TO BE DONE:
Show all lines of the listing that hold the word "Some".

— BEGIN —

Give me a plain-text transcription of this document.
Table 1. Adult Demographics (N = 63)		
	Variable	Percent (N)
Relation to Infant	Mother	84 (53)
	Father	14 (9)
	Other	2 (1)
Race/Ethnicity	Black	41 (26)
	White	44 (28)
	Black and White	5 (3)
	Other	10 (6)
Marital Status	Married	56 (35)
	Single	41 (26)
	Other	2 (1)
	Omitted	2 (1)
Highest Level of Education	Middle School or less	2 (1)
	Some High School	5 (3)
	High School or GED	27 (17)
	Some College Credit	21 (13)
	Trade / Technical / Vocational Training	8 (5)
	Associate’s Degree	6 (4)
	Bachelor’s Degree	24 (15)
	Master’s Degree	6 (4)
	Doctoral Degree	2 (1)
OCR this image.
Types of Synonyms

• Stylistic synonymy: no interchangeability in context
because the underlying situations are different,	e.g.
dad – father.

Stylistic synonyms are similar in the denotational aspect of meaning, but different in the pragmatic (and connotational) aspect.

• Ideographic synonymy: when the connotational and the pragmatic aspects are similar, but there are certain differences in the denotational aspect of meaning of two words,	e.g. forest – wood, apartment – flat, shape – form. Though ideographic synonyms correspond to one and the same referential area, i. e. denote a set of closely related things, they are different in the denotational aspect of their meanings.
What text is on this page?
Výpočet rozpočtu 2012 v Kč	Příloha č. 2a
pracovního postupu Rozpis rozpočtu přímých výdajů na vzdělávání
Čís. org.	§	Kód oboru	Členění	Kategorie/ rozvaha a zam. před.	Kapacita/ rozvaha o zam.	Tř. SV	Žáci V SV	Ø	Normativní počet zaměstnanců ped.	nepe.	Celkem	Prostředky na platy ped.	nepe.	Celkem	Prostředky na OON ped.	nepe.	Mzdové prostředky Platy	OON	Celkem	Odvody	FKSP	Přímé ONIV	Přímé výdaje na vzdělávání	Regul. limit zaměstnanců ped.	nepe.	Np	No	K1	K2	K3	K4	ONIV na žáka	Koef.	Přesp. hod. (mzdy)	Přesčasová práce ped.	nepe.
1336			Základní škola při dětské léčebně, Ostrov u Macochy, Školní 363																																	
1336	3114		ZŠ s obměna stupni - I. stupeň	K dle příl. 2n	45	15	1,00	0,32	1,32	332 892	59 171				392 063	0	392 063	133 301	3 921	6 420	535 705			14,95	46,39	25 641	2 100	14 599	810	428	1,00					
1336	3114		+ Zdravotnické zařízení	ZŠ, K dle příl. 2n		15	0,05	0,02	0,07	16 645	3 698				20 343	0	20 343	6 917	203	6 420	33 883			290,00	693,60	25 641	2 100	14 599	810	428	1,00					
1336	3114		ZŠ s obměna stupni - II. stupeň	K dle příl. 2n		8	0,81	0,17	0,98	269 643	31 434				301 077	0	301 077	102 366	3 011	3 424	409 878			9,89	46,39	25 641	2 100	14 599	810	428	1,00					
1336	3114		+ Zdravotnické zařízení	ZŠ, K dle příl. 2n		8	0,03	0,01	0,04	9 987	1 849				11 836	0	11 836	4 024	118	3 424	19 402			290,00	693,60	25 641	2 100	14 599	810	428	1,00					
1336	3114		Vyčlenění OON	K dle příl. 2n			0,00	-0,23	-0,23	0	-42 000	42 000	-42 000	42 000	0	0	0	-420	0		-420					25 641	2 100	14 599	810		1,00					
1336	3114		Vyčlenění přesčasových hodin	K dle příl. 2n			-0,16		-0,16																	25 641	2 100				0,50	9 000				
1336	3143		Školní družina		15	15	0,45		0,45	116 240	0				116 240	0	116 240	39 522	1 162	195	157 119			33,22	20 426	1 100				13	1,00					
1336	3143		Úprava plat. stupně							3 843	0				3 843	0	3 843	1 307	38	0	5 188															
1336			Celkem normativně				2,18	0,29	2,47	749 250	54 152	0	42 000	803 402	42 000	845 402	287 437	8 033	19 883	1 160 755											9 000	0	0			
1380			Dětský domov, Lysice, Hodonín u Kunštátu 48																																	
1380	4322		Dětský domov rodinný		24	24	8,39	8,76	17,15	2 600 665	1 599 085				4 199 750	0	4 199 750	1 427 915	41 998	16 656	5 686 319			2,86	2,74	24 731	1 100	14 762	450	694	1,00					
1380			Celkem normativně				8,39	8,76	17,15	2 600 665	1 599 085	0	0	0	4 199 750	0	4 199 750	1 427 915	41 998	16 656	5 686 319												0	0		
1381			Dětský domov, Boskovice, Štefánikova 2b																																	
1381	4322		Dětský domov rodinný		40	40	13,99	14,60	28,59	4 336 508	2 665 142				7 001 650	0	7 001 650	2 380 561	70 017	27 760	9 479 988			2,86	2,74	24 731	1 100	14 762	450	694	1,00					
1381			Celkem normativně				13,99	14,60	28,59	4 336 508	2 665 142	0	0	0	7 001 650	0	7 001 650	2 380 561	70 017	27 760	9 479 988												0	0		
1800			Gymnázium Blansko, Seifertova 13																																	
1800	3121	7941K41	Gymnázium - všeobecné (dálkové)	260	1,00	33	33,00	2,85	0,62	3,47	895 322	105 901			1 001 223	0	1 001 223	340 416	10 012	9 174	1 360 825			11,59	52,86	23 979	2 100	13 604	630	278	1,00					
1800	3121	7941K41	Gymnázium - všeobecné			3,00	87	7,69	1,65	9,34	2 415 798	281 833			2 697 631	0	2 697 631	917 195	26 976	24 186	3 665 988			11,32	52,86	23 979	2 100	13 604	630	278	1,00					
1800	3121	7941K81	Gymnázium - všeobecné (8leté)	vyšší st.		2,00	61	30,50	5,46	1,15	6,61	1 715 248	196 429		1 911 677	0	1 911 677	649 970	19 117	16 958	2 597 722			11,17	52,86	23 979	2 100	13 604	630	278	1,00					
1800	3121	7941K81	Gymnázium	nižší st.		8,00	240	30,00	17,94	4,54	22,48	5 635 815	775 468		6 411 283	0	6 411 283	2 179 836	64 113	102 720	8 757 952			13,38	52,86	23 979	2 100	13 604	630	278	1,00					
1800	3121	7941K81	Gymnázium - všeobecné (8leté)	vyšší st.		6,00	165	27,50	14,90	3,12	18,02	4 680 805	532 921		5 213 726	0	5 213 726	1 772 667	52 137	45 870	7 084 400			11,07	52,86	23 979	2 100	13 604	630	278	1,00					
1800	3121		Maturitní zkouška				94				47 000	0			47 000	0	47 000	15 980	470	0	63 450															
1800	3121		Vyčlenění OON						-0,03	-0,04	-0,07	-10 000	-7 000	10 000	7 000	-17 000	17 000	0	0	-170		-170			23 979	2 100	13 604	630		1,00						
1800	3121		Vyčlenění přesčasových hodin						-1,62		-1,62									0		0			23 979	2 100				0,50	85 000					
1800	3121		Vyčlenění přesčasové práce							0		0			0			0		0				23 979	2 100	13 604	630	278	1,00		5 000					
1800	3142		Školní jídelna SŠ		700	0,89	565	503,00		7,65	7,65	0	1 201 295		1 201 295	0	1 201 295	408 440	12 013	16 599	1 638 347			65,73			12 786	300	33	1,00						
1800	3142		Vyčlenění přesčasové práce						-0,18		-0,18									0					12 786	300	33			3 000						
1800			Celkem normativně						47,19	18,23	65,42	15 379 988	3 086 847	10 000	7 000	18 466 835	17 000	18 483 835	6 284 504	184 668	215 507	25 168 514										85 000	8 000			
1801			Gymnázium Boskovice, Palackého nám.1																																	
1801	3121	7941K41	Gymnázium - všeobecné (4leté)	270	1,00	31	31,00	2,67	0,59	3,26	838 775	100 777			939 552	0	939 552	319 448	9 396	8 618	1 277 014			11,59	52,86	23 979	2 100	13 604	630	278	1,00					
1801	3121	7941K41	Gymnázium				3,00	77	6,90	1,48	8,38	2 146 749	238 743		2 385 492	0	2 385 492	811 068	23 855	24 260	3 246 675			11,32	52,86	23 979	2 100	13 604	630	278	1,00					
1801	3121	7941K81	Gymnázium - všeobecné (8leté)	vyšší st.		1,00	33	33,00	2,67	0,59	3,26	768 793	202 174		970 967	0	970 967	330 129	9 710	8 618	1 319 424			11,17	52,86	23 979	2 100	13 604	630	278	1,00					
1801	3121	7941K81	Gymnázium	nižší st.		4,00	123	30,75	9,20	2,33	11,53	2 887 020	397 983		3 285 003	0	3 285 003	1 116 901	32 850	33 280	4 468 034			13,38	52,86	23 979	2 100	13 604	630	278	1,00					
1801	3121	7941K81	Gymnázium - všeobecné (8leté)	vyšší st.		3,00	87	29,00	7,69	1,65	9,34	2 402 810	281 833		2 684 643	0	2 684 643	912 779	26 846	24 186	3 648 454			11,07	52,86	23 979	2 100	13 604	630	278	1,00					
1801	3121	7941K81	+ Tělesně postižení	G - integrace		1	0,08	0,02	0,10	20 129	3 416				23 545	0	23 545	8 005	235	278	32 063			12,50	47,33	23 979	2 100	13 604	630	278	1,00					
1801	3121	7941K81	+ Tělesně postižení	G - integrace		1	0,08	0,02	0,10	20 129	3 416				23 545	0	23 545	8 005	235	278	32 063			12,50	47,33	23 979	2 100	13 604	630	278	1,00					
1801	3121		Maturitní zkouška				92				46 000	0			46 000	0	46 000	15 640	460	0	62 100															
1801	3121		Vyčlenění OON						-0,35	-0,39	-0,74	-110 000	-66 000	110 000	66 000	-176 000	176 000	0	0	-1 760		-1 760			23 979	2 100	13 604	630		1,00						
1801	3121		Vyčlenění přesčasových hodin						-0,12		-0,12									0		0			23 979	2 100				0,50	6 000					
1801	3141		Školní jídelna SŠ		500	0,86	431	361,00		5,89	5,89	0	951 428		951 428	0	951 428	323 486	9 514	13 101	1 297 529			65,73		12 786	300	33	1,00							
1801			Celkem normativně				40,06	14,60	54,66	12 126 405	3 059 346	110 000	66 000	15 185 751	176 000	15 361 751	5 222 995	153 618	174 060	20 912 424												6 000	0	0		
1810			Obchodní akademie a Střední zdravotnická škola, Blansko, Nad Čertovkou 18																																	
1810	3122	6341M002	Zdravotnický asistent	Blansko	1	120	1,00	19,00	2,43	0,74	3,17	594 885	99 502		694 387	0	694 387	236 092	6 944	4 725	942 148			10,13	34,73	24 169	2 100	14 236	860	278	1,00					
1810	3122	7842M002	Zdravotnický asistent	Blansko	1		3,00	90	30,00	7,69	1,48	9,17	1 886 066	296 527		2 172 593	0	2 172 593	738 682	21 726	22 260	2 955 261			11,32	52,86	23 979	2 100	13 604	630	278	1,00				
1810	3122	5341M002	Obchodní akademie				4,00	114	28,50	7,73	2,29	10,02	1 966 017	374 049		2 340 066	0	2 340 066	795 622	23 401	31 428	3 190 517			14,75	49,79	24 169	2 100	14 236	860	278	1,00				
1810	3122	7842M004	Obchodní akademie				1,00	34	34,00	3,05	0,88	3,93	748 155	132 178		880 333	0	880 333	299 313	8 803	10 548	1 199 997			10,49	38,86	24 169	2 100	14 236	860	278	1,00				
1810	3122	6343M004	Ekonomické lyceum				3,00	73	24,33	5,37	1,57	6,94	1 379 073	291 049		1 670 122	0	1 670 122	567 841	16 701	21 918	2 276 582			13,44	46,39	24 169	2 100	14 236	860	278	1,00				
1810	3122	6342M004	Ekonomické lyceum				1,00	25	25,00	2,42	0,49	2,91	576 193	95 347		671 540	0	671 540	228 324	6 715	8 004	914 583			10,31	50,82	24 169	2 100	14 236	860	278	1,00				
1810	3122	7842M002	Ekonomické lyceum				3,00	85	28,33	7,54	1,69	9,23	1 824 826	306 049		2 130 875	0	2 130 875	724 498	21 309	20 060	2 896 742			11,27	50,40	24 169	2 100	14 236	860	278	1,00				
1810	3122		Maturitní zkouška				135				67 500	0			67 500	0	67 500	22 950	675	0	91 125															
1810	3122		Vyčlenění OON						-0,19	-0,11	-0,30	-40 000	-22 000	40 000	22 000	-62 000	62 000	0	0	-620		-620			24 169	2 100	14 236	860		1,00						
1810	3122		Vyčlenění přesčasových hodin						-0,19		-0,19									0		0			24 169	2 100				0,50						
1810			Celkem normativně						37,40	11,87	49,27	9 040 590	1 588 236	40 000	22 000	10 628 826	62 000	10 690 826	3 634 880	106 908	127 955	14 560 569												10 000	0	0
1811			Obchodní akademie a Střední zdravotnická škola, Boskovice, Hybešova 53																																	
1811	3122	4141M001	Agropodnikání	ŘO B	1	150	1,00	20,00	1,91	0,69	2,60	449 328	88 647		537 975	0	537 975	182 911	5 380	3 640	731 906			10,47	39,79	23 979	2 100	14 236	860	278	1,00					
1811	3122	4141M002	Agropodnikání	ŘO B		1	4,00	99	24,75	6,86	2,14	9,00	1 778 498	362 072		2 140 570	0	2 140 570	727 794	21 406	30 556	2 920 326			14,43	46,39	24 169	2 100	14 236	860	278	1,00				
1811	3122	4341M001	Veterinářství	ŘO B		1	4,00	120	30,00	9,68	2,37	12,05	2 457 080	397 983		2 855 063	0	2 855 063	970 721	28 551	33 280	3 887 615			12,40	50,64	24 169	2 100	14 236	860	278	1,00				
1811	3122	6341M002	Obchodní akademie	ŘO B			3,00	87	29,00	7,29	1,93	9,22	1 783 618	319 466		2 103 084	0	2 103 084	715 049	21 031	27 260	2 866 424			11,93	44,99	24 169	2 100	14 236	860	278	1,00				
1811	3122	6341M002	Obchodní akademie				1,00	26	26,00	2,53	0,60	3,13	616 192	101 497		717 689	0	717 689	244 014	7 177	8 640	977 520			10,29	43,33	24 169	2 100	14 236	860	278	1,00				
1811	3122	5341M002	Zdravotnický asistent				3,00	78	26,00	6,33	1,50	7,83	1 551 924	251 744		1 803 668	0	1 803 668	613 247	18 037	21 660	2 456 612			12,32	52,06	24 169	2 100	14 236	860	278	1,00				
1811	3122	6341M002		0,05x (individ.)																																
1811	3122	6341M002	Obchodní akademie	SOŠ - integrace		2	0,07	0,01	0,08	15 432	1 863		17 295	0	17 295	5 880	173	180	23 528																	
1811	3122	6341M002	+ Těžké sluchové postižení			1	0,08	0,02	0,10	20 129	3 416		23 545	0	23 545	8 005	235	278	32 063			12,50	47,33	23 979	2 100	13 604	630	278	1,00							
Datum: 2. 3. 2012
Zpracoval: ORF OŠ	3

— END —

THE OUTPUT:
	Some High School	5 (3)
	Some College Credit	21 (13)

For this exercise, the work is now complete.